> [What the task requires]:
Keep only the lines of the data below that contain "Output", and copy them.

Start Supplied data

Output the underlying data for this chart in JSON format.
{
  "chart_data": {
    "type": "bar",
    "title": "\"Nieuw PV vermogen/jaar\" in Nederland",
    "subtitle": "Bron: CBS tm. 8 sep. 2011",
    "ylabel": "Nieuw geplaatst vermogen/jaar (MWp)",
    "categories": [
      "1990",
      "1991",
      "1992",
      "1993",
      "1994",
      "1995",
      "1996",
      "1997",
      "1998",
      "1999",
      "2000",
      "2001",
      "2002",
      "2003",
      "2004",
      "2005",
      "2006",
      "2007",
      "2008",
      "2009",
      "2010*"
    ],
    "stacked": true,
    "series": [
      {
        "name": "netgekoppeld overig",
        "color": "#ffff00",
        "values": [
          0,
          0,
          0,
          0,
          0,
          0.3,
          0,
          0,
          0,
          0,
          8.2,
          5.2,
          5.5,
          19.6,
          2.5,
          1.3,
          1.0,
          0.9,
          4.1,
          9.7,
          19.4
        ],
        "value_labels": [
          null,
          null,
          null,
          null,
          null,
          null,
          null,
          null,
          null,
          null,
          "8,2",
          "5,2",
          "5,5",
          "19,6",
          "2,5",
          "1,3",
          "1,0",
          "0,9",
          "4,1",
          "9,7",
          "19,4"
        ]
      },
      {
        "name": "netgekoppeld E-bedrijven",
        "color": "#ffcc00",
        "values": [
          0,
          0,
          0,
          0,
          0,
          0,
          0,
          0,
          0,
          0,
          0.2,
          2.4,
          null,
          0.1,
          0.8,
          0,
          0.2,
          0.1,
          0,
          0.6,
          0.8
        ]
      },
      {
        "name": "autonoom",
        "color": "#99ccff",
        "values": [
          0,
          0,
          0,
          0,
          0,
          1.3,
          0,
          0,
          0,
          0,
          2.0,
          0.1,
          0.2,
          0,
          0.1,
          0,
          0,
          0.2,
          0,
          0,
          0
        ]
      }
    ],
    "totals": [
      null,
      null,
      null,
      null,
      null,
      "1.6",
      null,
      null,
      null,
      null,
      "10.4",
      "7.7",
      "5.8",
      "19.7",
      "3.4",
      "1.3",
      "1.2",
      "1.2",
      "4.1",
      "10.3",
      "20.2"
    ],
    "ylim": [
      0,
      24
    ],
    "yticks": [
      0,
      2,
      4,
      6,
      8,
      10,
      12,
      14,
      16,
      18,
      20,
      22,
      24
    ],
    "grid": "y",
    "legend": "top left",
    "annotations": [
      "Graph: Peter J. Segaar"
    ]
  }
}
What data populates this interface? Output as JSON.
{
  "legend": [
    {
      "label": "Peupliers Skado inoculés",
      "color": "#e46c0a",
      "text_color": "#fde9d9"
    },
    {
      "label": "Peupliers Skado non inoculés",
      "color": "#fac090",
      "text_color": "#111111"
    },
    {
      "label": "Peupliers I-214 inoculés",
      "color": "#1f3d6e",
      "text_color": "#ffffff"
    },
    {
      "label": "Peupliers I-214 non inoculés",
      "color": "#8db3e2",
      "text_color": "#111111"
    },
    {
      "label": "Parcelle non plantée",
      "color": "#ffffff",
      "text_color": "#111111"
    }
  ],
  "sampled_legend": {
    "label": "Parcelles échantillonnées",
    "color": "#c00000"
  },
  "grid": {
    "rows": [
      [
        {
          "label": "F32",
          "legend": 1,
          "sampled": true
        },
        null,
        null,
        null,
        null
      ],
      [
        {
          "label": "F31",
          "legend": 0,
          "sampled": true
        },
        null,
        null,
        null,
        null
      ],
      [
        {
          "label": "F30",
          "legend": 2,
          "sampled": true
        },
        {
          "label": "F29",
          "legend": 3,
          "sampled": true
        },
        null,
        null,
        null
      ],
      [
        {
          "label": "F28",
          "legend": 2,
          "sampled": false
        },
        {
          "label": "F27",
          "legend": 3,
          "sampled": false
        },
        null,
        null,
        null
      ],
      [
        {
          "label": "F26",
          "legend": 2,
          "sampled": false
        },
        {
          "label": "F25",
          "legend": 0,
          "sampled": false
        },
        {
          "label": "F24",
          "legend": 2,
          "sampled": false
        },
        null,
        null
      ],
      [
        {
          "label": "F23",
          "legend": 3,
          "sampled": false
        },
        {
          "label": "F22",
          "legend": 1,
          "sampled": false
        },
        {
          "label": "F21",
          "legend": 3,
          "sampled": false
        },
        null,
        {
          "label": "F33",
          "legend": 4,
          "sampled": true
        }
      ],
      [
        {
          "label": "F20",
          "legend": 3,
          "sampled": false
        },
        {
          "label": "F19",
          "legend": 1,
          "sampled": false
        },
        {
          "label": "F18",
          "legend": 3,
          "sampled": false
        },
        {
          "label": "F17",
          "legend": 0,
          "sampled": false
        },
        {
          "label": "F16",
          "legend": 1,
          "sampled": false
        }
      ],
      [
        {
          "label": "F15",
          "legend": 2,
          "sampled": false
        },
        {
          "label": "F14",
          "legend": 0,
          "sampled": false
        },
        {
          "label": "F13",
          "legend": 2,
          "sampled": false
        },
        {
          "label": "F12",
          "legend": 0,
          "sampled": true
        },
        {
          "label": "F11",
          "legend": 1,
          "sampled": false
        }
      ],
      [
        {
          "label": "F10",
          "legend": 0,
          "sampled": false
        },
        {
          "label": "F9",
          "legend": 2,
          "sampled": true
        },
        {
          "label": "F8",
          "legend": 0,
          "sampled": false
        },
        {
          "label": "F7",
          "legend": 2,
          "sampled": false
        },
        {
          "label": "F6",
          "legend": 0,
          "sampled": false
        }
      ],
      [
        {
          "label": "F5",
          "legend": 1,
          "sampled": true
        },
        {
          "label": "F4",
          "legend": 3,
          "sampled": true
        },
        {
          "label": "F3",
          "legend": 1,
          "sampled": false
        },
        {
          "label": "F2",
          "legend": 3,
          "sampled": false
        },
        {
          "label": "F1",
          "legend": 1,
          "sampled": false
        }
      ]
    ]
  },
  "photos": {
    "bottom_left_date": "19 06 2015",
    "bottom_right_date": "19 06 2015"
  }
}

End Supplied data

> [Exercise solution]:
Output the underlying data for this chart in JSON format.
What data populates this interface? Output as JSON.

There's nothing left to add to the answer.